Description of the task> Identify the lines that contain the string "waveform", then copy each of them.
-=-=-
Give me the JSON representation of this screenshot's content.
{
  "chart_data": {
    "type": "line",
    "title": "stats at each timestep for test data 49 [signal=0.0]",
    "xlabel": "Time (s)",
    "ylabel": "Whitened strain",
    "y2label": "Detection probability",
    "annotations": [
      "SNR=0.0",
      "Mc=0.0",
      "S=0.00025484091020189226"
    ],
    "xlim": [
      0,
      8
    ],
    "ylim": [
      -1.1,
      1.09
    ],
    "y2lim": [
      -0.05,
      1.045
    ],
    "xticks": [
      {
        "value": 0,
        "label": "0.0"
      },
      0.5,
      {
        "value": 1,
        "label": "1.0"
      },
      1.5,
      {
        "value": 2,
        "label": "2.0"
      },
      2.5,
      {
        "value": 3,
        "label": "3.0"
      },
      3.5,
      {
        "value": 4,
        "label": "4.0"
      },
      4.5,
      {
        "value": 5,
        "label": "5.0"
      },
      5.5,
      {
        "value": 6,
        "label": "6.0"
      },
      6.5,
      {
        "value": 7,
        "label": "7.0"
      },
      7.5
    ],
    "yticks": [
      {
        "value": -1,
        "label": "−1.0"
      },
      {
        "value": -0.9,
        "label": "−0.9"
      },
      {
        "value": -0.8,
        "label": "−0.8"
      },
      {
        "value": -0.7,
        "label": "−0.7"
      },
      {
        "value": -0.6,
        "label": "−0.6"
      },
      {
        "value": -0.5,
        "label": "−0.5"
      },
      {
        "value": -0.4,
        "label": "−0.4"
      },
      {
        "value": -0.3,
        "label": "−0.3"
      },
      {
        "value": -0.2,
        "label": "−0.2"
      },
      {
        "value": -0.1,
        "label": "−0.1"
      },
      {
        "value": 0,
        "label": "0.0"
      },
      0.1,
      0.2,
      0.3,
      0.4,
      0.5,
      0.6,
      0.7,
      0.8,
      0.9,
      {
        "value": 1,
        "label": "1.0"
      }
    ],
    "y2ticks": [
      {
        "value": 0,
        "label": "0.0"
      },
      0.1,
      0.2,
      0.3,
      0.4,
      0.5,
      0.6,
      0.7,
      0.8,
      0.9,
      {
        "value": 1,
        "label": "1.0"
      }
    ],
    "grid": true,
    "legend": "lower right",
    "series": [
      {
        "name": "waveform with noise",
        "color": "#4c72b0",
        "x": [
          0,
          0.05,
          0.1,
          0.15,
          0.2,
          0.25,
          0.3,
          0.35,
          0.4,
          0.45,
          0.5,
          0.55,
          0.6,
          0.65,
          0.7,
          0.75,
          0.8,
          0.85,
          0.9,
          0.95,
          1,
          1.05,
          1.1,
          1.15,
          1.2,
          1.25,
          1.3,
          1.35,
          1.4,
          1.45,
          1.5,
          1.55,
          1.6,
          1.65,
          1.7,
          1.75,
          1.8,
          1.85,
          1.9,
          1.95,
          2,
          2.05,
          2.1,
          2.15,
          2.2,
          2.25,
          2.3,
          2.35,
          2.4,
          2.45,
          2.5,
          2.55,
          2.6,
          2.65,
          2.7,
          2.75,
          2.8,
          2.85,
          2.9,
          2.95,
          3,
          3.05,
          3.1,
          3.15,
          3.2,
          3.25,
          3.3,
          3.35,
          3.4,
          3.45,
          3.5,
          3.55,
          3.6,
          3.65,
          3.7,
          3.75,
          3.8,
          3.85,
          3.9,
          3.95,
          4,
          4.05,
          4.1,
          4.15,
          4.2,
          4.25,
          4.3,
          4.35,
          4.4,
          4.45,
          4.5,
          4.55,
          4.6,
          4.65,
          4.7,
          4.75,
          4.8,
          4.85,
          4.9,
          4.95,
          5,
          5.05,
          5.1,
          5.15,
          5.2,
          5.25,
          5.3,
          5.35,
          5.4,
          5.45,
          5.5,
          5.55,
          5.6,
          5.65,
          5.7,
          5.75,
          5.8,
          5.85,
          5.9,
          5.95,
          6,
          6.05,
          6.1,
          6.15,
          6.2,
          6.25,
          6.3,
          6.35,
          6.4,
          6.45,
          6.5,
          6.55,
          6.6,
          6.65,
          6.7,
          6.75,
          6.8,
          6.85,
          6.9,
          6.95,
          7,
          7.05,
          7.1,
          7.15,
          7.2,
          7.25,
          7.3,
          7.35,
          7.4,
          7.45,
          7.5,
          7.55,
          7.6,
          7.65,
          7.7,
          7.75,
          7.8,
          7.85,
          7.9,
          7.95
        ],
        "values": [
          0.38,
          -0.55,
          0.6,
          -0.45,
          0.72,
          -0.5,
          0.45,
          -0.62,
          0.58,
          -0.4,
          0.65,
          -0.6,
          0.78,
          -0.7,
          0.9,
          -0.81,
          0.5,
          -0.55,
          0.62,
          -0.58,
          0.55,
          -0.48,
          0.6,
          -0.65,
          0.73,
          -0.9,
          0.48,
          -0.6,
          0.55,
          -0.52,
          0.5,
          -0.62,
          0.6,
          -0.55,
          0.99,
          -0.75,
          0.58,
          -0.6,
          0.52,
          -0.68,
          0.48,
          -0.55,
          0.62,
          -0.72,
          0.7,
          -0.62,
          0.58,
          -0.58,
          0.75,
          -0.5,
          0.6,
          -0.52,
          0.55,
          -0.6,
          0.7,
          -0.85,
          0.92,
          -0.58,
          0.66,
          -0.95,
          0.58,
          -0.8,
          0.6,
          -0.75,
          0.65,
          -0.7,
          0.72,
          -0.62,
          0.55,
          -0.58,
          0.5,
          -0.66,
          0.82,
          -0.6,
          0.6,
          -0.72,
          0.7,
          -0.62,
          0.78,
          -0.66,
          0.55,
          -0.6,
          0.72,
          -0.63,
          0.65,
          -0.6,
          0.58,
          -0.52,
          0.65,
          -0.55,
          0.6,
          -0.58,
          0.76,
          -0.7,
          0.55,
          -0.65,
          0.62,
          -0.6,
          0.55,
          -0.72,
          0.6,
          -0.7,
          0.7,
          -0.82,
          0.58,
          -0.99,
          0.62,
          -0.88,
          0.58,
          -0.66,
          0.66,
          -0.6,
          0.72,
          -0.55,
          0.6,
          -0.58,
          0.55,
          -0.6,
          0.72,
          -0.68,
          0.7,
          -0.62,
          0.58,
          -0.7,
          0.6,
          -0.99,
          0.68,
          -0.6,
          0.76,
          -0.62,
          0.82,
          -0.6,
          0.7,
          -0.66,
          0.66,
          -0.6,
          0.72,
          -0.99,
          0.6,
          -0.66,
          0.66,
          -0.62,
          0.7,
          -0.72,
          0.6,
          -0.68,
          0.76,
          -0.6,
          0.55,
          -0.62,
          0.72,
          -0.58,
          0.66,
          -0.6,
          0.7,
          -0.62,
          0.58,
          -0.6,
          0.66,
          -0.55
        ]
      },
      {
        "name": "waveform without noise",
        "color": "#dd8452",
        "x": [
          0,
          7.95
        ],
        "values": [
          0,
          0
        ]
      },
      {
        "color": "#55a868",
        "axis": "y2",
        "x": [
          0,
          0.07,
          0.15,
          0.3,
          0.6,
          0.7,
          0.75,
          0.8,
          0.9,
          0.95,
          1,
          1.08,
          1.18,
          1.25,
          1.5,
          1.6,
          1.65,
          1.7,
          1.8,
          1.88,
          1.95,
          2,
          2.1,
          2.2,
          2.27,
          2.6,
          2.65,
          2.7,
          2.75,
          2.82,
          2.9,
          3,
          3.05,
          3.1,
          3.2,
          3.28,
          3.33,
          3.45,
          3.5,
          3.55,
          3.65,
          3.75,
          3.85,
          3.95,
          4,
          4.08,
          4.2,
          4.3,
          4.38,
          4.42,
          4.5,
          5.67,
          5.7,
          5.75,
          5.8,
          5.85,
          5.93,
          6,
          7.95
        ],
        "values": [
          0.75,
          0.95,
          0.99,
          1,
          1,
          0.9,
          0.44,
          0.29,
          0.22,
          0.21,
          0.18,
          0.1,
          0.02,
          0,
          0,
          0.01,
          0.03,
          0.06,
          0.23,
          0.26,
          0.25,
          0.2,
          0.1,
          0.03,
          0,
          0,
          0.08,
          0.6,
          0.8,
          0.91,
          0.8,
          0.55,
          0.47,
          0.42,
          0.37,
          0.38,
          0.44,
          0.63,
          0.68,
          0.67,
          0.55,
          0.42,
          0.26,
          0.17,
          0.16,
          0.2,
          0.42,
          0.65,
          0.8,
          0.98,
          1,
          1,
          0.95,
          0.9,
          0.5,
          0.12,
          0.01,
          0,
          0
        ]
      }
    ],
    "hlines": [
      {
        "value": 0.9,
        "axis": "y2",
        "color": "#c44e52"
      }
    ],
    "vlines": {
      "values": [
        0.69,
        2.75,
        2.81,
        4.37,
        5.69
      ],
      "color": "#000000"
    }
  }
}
-=-=-
Written solution>
        "name": "waveform with noise",
        "name": "waveform without noise",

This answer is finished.